**What is asked**
Reproduce the data below in full, substituting "clickable" for every occurrence of "interactable" and leaving all other text unchanged.

**Exercise materials**

--- Begin ---

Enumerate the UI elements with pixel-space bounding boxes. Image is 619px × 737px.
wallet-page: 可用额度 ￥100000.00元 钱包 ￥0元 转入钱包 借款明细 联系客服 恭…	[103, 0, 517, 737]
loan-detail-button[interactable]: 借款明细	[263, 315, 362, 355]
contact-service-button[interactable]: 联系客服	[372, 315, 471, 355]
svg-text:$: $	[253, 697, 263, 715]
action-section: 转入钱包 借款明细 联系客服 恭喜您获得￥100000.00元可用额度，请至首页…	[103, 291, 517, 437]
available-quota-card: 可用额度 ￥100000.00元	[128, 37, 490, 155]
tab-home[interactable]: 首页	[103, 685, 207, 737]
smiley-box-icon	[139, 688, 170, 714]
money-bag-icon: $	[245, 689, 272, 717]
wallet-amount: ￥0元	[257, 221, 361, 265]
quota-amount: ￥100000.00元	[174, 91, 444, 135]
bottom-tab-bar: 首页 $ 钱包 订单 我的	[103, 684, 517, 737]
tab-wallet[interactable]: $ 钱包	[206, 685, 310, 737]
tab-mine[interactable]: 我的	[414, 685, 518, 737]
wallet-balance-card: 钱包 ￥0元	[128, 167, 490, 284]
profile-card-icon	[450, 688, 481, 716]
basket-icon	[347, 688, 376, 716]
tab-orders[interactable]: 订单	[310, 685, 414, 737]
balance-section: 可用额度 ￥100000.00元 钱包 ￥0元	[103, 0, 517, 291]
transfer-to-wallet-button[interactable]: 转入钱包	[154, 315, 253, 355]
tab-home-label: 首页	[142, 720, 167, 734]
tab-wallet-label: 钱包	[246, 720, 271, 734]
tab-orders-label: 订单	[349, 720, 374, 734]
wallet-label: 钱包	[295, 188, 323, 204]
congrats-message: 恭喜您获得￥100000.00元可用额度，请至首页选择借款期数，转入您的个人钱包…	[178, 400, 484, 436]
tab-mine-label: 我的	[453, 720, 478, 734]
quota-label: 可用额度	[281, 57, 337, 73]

--- End ---

**Reply to the task**
Enumerate the UI elements with pixel-space bounding boxes. Image is 619px × 737px.
wallet-page: 可用额度 ￥100000.00元 钱包 ￥0元 转入钱包 借款明细 联系客服 恭…	[103, 0, 517, 737]
loan-detail-button[clickable]: 借款明细	[263, 315, 362, 355]
contact-service-button[clickable]: 联系客服	[372, 315, 471, 355]
svg-text:$: $	[253, 697, 263, 715]
action-section: 转入钱包 借款明细 联系客服 恭喜您获得￥100000.00元可用额度，请至首页…	[103, 291, 517, 437]
available-quota-card: 可用额度 ￥100000.00元	[128, 37, 490, 155]
tab-home[clickable]: 首页	[103, 685, 207, 737]
smiley-box-icon	[139, 688, 170, 714]
money-bag-icon: $	[245, 689, 272, 717]
wallet-amount: ￥0元	[257, 221, 361, 265]
quota-amount: ￥100000.00元	[174, 91, 444, 135]
bottom-tab-bar: 首页 $ 钱包 订单 我的	[103, 684, 517, 737]
tab-wallet[clickable]: $ 钱包	[206, 685, 310, 737]
tab-mine[clickable]: 我的	[414, 685, 518, 737]
wallet-balance-card: 钱包 ￥0元	[128, 167, 490, 284]
profile-card-icon	[450, 688, 481, 716]
basket-icon	[347, 688, 376, 716]
tab-orders[clickable]: 订单	[310, 685, 414, 737]
balance-section: 可用额度 ￥100000.00元 钱包 ￥0元	[103, 0, 517, 291]
transfer-to-wallet-button[clickable]: 转入钱包	[154, 315, 253, 355]
tab-home-label: 首页	[142, 720, 167, 734]
tab-wallet-label: 钱包	[246, 720, 271, 734]
tab-orders-label: 订单	[349, 720, 374, 734]
wallet-label: 钱包	[295, 188, 323, 204]
congrats-message: 恭喜您获得￥100000.00元可用额度，请至首页选择借款期数，转入您的个人钱包…	[178, 400, 484, 436]
tab-mine-label: 我的	[453, 720, 478, 734]
quota-label: 可用额度	[281, 57, 337, 73]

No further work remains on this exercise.